* begin Exercise materials *
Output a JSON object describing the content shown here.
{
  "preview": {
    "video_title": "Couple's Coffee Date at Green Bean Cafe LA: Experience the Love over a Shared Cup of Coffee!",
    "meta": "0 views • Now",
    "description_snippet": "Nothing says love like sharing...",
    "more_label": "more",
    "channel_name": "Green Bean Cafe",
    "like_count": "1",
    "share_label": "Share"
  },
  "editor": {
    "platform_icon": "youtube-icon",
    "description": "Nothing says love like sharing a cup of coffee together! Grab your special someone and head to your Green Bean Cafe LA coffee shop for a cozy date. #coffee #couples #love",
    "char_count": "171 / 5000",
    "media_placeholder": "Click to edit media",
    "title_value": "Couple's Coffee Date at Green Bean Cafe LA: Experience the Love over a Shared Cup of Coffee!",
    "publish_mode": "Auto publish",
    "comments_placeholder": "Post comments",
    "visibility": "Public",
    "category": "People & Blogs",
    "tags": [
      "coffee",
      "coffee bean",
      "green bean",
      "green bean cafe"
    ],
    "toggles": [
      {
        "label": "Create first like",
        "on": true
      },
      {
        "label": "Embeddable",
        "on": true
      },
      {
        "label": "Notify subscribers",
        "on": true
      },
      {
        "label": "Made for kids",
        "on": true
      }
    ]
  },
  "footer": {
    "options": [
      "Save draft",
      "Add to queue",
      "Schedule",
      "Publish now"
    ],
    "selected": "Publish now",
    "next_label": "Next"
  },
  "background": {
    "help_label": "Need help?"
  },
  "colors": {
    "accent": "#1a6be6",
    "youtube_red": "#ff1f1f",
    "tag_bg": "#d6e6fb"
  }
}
* end Exercise materials *
* Goal: Reproduce the full set of records precisely.

* Correct answer:
Output a JSON object describing the content shown here.
{
  "preview": {
    "video_title": "Couple's Coffee Date at Green Bean Cafe LA: Experience the Love over a Shared Cup of Coffee!",
    "meta": "0 views • Now",
    "description_snippet": "Nothing says love like sharing...",
    "more_label": "more",
    "channel_name": "Green Bean Cafe",
    "like_count": "1",
    "share_label": "Share"
  },
  "editor": {
    "platform_icon": "youtube-icon",
    "description": "Nothing says love like sharing a cup of coffee together! Grab your special someone and head to your Green Bean Cafe LA coffee shop for a cozy date. #coffee #couples #love",
    "char_count": "171 / 5000",
    "media_placeholder": "Click to edit media",
    "title_value": "Couple's Coffee Date at Green Bean Cafe LA: Experience the Love over a Shared Cup of Coffee!",
    "publish_mode": "Auto publish",
    "comments_placeholder": "Post comments",
    "visibility": "Public",
    "category": "People & Blogs",
    "tags": [
      "coffee",
      "coffee bean",
      "green bean",
      "green bean cafe"
    ],
    "toggles": [
      {
        "label": "Create first like",
        "on": true
      },
      {
        "label": "Embeddable",
        "on": true
      },
      {
        "label": "Notify subscribers",
        "on": true
      },
      {
        "label": "Made for kids",
        "on": true
      }
    ]
  },
  "footer": {
    "options": [
      "Save draft",
      "Add to queue",
      "Schedule",
      "Publish now"
    ],
    "selected": "Publish now",
    "next_label": "Next"
  },
  "background": {
    "help_label": "Need help?"
  },
  "colors": {
    "accent": "#1a6be6",
    "youtube_red": "#ff1f1f",
    "tag_bg": "#d6e6fb"
  }
}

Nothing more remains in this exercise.